**Requirements**.
Restate the records below word for word, and omit the images they hold.

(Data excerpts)

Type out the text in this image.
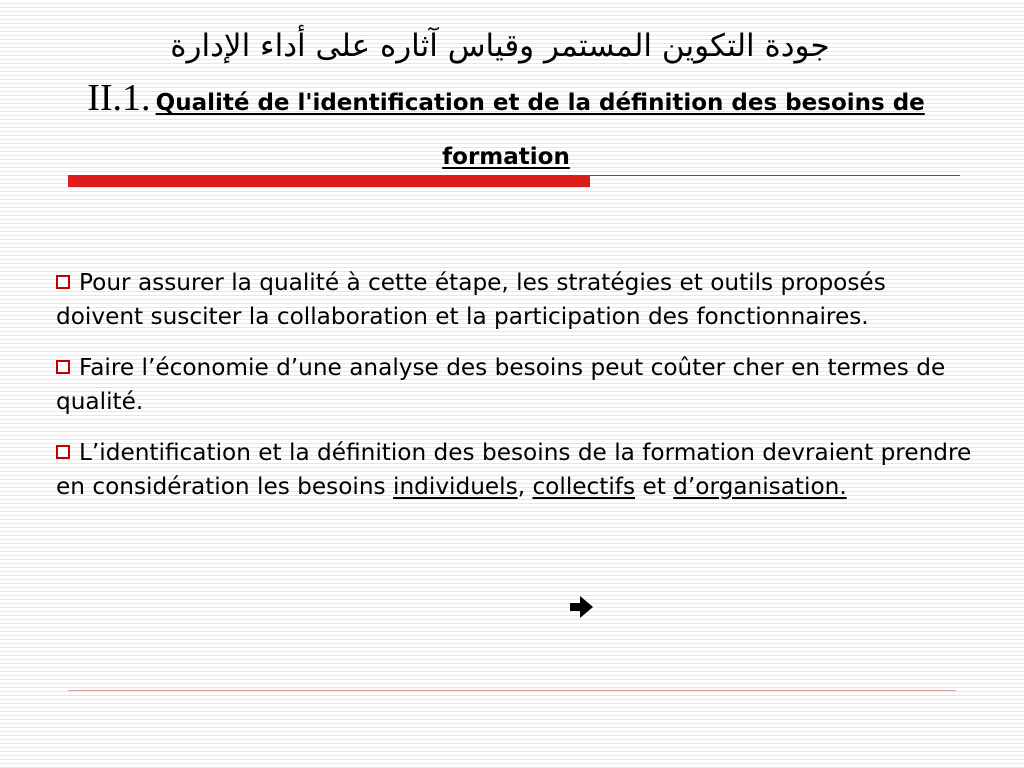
جودة التكوين المستمر وقياس آثاره على أداء الإدارة
II.1. Qualité de l'identification et de la définition des besoins de formation
Pour assurer la qualité à cette étape, les stratégies et outils proposés doivent susciter la collaboration et la participation des fonctionnaires.
Faire l’économie d’une analyse des besoins peut coûter cher en termes de qualité.
L’identification et la définition des besoins de la formation devraient prendre en considération les besoins individuels, collectifs et d’organisation.
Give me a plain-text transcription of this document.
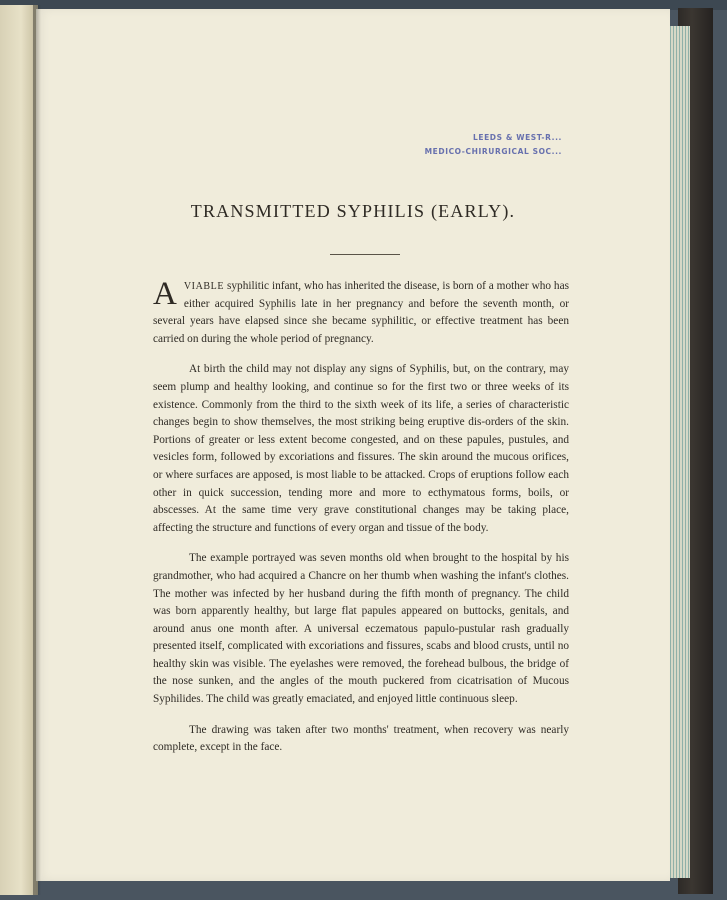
LEEDS & WEST-R...
MEDICO-CHIRURGICAL SOC...
TRANSMITTED SYPHILIS (EARLY).

AVIABLE syphilitic infant, who has inherited the disease, is born of a mother who has either acquired Syphilis late in her pregnancy and before the seventh month, or several years have elapsed since she became syphilitic, or effective treatment has been carried on during the whole period of pregnancy.

At birth the child may not display any signs of Syphilis, but, on the contrary, may seem plump and healthy looking, and continue so for the first two or three weeks of its existence. Commonly from the third to the sixth week of its life, a series of characteristic changes begin to show themselves, the most striking being eruptive dis-orders of the skin. Portions of greater or less extent become congested, and on these papules, pustules, and vesicles form, followed by excoriations and fissures. The skin around the mucous orifices, or where surfaces are apposed, is most liable to be attacked. Crops of eruptions follow each other in quick succession, tending more and more to ecthymatous forms, boils, or abscesses. At the same time very grave constitutional changes may be taking place, affecting the structure and functions of every organ and tissue of the body.

The example portrayed was seven months old when brought to the hospital by his grandmother, who had acquired a Chancre on her thumb when washing the infant's clothes. The mother was infected by her husband during the fifth month of pregnancy. The child was born apparently healthy, but large flat papules appeared on buttocks, genitals, and around anus one month after. A universal eczematous papulo-pustular rash gradually presented itself, complicated with excoriations and fissures, scabs and blood crusts, until no healthy skin was visible. The eyelashes were removed, the forehead bulbous, the bridge of the nose sunken, and the angles of the mouth puckered from cicatrisation of Mucous Syphilides. The child was greatly emaciated, and enjoyed little continuous sleep.

The drawing was taken after two months' treatment, when recovery was nearly complete, except in the face.
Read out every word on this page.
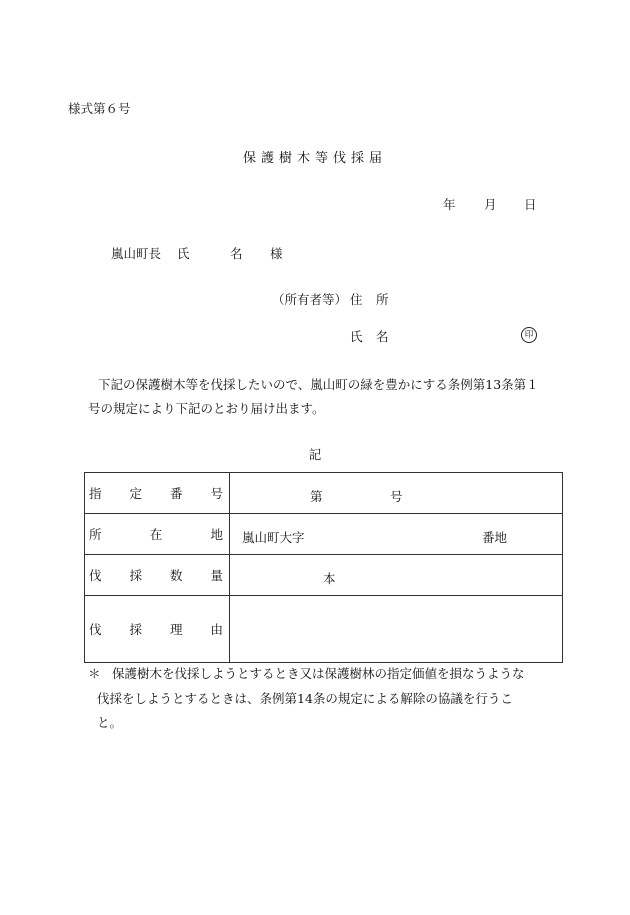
様式第６号
保護樹木等伐採届
年 月 日
嵐山町長 氏	名 様
（所有者等） 住 所
氏 名	印
下記の保護樹木等を伐採したいので、嵐山町の緑を豊かにする条例第13条第１
号の規定により下記のとおり届け出ます。
記
指 定 番 号	第 号

所 在 地	嵐山町大字 番地

伐 採 数 量	本

伐 採 理 由	

＊ 保護樹木を伐採しようとするとき又は保護樹林の指定価値を損なうような
伐採をしようとするときは、条例第14条の規定による解除の協議を行うこ
と。
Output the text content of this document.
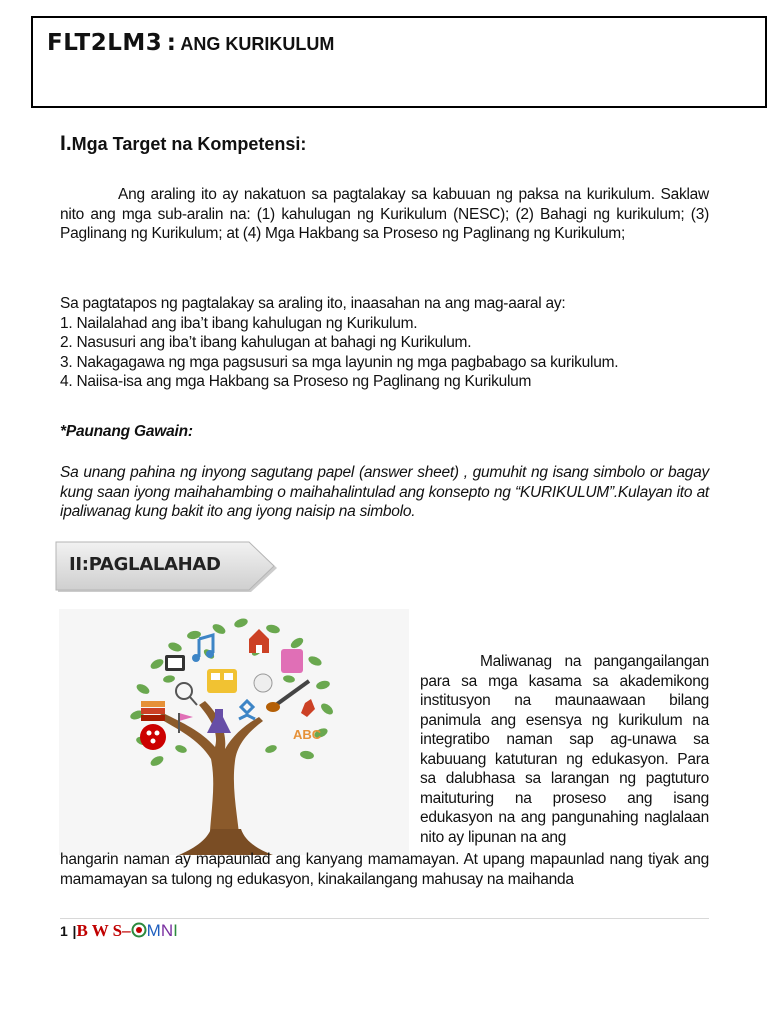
FLT2LM3 : ANG KURIKULUM
I.Mga Target na Kompetensi:
Ang araling ito ay nakatuon sa pagtalakay sa kabuuan ng paksa na kurikulum. Saklaw nito ang mga sub-aralin na: (1) kahulugan ng Kurikulum (NESC); (2) Bahagi ng kurikulum; (3) Paglinang ng Kurikulum; at (4) Mga Hakbang sa Proseso ng Paglinang ng Kurikulum;
Sa pagtatapos ng pagtalakay sa araling ito, inaasahan na ang mag-aaral ay:
1. Nailalahad ang iba’t ibang kahulugan ng Kurikulum.
2. Nasusuri ang iba’t ibang kahulugan at bahagi ng Kurikulum.
3. Nakagagawa ng mga pagsusuri sa mga layunin ng mga pagbabago sa kurikulum.
4. Naiisa-isa ang mga Hakbang sa Proseso ng Paglinang ng Kurikulum
*Paunang Gawain:
Sa unang pahina ng inyong sagutang papel (answer sheet) , gumuhit ng isang simbolo or bagay kung saan iyong maihahambing o maihahalintulad ang konsepto ng “KURIKULUM”.Kulayan ito at ipaliwanag kung bakit ito ang iyong naisip na simbolo.
II:PAGLALAHAD
ABC
Maliwanag na pangangailangan para sa mga kasama sa akademikong institusyon na maunaawaan bilang panimula ang esensya ng kurikulum na integratibo naman sap ag-unawa sa kabuuang katuturan ng edukasyon. Para sa dalubhasa sa larangan ng pagtuturo maituturing na proseso ang isang edukasyon na ang pangunahing naglalaan nito ay lipunan na ang
hangarin naman ay mapaunlad ang kanyang mamamayan. At upang mapaunlad nang tiyak ang mamamayan sa tulong ng edukasyon, kinakailangang mahusay na maihanda
1 |B W S– MNI
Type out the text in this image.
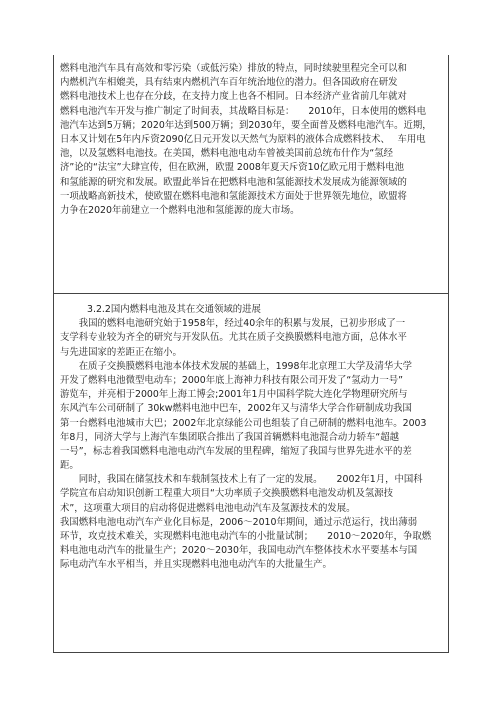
燃料电池汽车具有高效和零污染（或低污染）排放的特点，同时续驶里程完全可以和
内燃机汽车相媲美，具有结束内燃机汽车百年统治地位的潜力。但各国政府在研发
燃料电池技术上也存在分歧，在支持力度上也各不相同。日本经济产业省前几年就对
燃料电池汽车开发与推广制定了时间表，其战略目标是：　　2010年，日本使用的燃料电
池汽车达到5万辆；2020年达到500万辆；到2030年，要全面普及燃料电池汽车。近期，
日本又计划在5年内斥资2090亿日元开发以天然气为原料的液体合成燃料技术、　 车用电
池，以及氢燃料电池技。在美国，燃料电池电动车曾被美国前总统布什作为“氢经
济”论的“法宝”大肆宣传，但在欧洲，欧盟 2008年夏天斥资10亿欧元用于燃料电池
和氢能源的研究和发展。欧盟此举旨在把燃料电池和氢能源技术发展成为能源领域的
一项战略高新技术，使欧盟在燃料电池和氢能源技术方面处于世界领先地位，欧盟将
力争在2020年前建立一个燃料电池和氢能源的庞大市场。
3.2.2国内燃料电池及其在交通领域的进展
　　我国的燃料电池研究始于1958年，经过40余年的积累与发展，已初步形成了一
支学科专业较为齐全的研究与开发队伍。尤其在质子交换膜燃料电池方面，总体水平
与先进国家的差距正在缩小。
　　在质子交换膜燃料电池本体技术发展的基础上，1998年北京理工大学及清华大学
开发了燃料电池微型电动车；2000年底上海神力科技有限公司开发了“氢动力一号”
游览车，并亮相于2000年上海工博会;2001年1月中国科学院大连化学物理研究所与
东风汽车公司研制了 30kw燃料电池中巴车，2002年又与清华大学合作研制成功我国
第一台燃料电池城市大巴；2002年北京绿能公司也组装了自己研制的燃料电池车。2003
年8月，同济大学与上海汽车集团联合推出了我国首辆燃料电池混合动力轿车“超越
一号”，标志着我国燃料电池电动汽车发展的里程碑，缩短了我国与世界先进水平的差
距。
　　同时，我国在储氢技术和车载制氢技术上有了一定的发展。　　2002年1月，中国科
学院宣布启动知识创新工程重大项目“大功率质子交换膜燃料电池发动机及氢源技
术”，这项重大项目的启动将促进燃料电池电动汽车及氢源技术的发展。
我国燃料电池电动汽车产业化目标是，2006～2010年期间，通过示范运行，找出薄弱
环节，攻克技术难关，实现燃料电池电动汽车的小批量试制；　　2010～2020年，争取燃
料电池电动汽车的批量生产；2020～2030年，我国电动汽车整体技术水平要基本与国
际电动汽车水平相当，并且实现燃料电池电动汽车的大批量生产。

**Exercise answer**.
Type out the text in this image.
جودة التكوين المستمر وقياس آثاره على أداء الإدارة
II.1. Qualité de l'identification et de la définition des besoins de formation
Pour assurer la qualité à cette étape, les stratégies et outils proposés doivent susciter la collaboration et la participation des fonctionnaires.
Faire l’économie d’une analyse des besoins peut coûter cher en termes de qualité.
L’identification et la définition des besoins de la formation devraient prendre en considération les besoins individuels, collectifs et d’organisation.
Give me a plain-text transcription of this document.
LEEDS & WEST-R...
MEDICO-CHIRURGICAL SOC...
TRANSMITTED SYPHILIS (EARLY).

AVIABLE syphilitic infant, who has inherited the disease, is born of a mother who has either acquired Syphilis late in her pregnancy and before the seventh month, or several years have elapsed since she became syphilitic, or effective treatment has been carried on during the whole period of pregnancy.

At birth the child may not display any signs of Syphilis, but, on the contrary, may seem plump and healthy looking, and continue so for the first two or three weeks of its existence. Commonly from the third to the sixth week of its life, a series of characteristic changes begin to show themselves, the most striking being eruptive dis-orders of the skin. Portions of greater or less extent become congested, and on these papules, pustules, and vesicles form, followed by excoriations and fissures. The skin around the mucous orifices, or where surfaces are apposed, is most liable to be attacked. Crops of eruptions follow each other in quick succession, tending more and more to ecthymatous forms, boils, or abscesses. At the same time very grave constitutional changes may be taking place, affecting the structure and functions of every organ and tissue of the body.

The example portrayed was seven months old when brought to the hospital by his grandmother, who had acquired a Chancre on her thumb when washing the infant's clothes. The mother was infected by her husband during the fifth month of pregnancy. The child was born apparently healthy, but large flat papules appeared on buttocks, genitals, and around anus one month after. A universal eczematous papulo-pustular rash gradually presented itself, complicated with excoriations and fissures, scabs and blood crusts, until no healthy skin was visible. The eyelashes were removed, the forehead bulbous, the bridge of the nose sunken, and the angles of the mouth puckered from cicatrisation of Mucous Syphilides. The child was greatly emaciated, and enjoyed little continuous sleep.

The drawing was taken after two months' treatment, when recovery was nearly complete, except in the face.
Read out every word on this page.
様式第６号
保護樹木等伐採届
年 月 日
嵐山町長 氏	名 様
（所有者等） 住 所
氏 名	印
下記の保護樹木等を伐採したいので、嵐山町の緑を豊かにする条例第13条第１
号の規定により下記のとおり届け出ます。
記
指 定 番 号	第 号

所 在 地	嵐山町大字 番地

伐 採 数 量	本

伐 採 理 由	

＊ 保護樹木を伐採しようとするとき又は保護樹林の指定価値を損なうような
伐採をしようとするときは、条例第14条の規定による解除の協議を行うこ
と。
Output the text content of this document.
FLT2LM3 : ANG KURIKULUM
I.Mga Target na Kompetensi:
Ang araling ito ay nakatuon sa pagtalakay sa kabuuan ng paksa na kurikulum. Saklaw nito ang mga sub-aralin na: (1) kahulugan ng Kurikulum (NESC); (2) Bahagi ng kurikulum; (3) Paglinang ng Kurikulum; at (4) Mga Hakbang sa Proseso ng Paglinang ng Kurikulum;
Sa pagtatapos ng pagtalakay sa araling ito, inaasahan na ang mag-aaral ay:
1. Nailalahad ang iba’t ibang kahulugan ng Kurikulum.
2. Nasusuri ang iba’t ibang kahulugan at bahagi ng Kurikulum.
3. Nakagagawa ng mga pagsusuri sa mga layunin ng mga pagbabago sa kurikulum.
4. Naiisa-isa ang mga Hakbang sa Proseso ng Paglinang ng Kurikulum
*Paunang Gawain:
Sa unang pahina ng inyong sagutang papel (answer sheet) , gumuhit ng isang simbolo or bagay kung saan iyong maihahambing o maihahalintulad ang konsepto ng “KURIKULUM”.Kulayan ito at ipaliwanag kung bakit ito ang iyong naisip na simbolo.
II:PAGLALAHAD
ABC
Maliwanag na pangangailangan para sa mga kasama sa akademikong institusyon na maunaawaan bilang panimula ang esensya ng kurikulum na integratibo naman sap ag-unawa sa kabuuang katuturan ng edukasyon. Para sa dalubhasa sa larangan ng pagtuturo maituturing na proseso ang isang edukasyon na ang pangunahing naglalaan nito ay lipunan na ang
hangarin naman ay mapaunlad ang kanyang mamamayan. At upang mapaunlad nang tiyak ang mamamayan sa tulong ng edukasyon, kinakailangang mahusay na maihanda
1 |B W S– MNI
Type out the text in this image.
燃料电池汽车具有高效和零污染（或低污染）排放的特点，同时续驶里程完全可以和
内燃机汽车相媲美，具有结束内燃机汽车百年统治地位的潜力。但各国政府在研发
燃料电池技术上也存在分歧，在支持力度上也各不相同。日本经济产业省前几年就对
燃料电池汽车开发与推广制定了时间表，其战略目标是：　　2010年，日本使用的燃料电
池汽车达到5万辆；2020年达到500万辆；到2030年，要全面普及燃料电池汽车。近期，
日本又计划在5年内斥资2090亿日元开发以天然气为原料的液体合成燃料技术、　 车用电
池，以及氢燃料电池技。在美国，燃料电池电动车曾被美国前总统布什作为“氢经
济”论的“法宝”大肆宣传，但在欧洲，欧盟 2008年夏天斥资10亿欧元用于燃料电池
和氢能源的研究和发展。欧盟此举旨在把燃料电池和氢能源技术发展成为能源领域的
一项战略高新技术，使欧盟在燃料电池和氢能源技术方面处于世界领先地位，欧盟将
力争在2020年前建立一个燃料电池和氢能源的庞大市场。
3.2.2国内燃料电池及其在交通领域的进展
　　我国的燃料电池研究始于1958年，经过40余年的积累与发展，已初步形成了一
支学科专业较为齐全的研究与开发队伍。尤其在质子交换膜燃料电池方面，总体水平
与先进国家的差距正在缩小。
　　在质子交换膜燃料电池本体技术发展的基础上，1998年北京理工大学及清华大学
开发了燃料电池微型电动车；2000年底上海神力科技有限公司开发了“氢动力一号”
游览车，并亮相于2000年上海工博会;2001年1月中国科学院大连化学物理研究所与
东风汽车公司研制了 30kw燃料电池中巴车，2002年又与清华大学合作研制成功我国
第一台燃料电池城市大巴；2002年北京绿能公司也组装了自己研制的燃料电池车。2003
年8月，同济大学与上海汽车集团联合推出了我国首辆燃料电池混合动力轿车“超越
一号”，标志着我国燃料电池电动汽车发展的里程碑，缩短了我国与世界先进水平的差
距。
　　同时，我国在储氢技术和车载制氢技术上有了一定的发展。　　2002年1月，中国科
学院宣布启动知识创新工程重大项目“大功率质子交换膜燃料电池发动机及氢源技
术”，这项重大项目的启动将促进燃料电池电动汽车及氢源技术的发展。
我国燃料电池电动汽车产业化目标是，2006～2010年期间，通过示范运行，找出薄弱
环节，攻克技术难关，实现燃料电池电动汽车的小批量试制；　　2010～2020年，争取燃
料电池电动汽车的批量生产；2020～2030年，我国电动汽车整体技术水平要基本与国
际电动汽车水平相当，并且实现燃料电池电动汽车的大批量生产。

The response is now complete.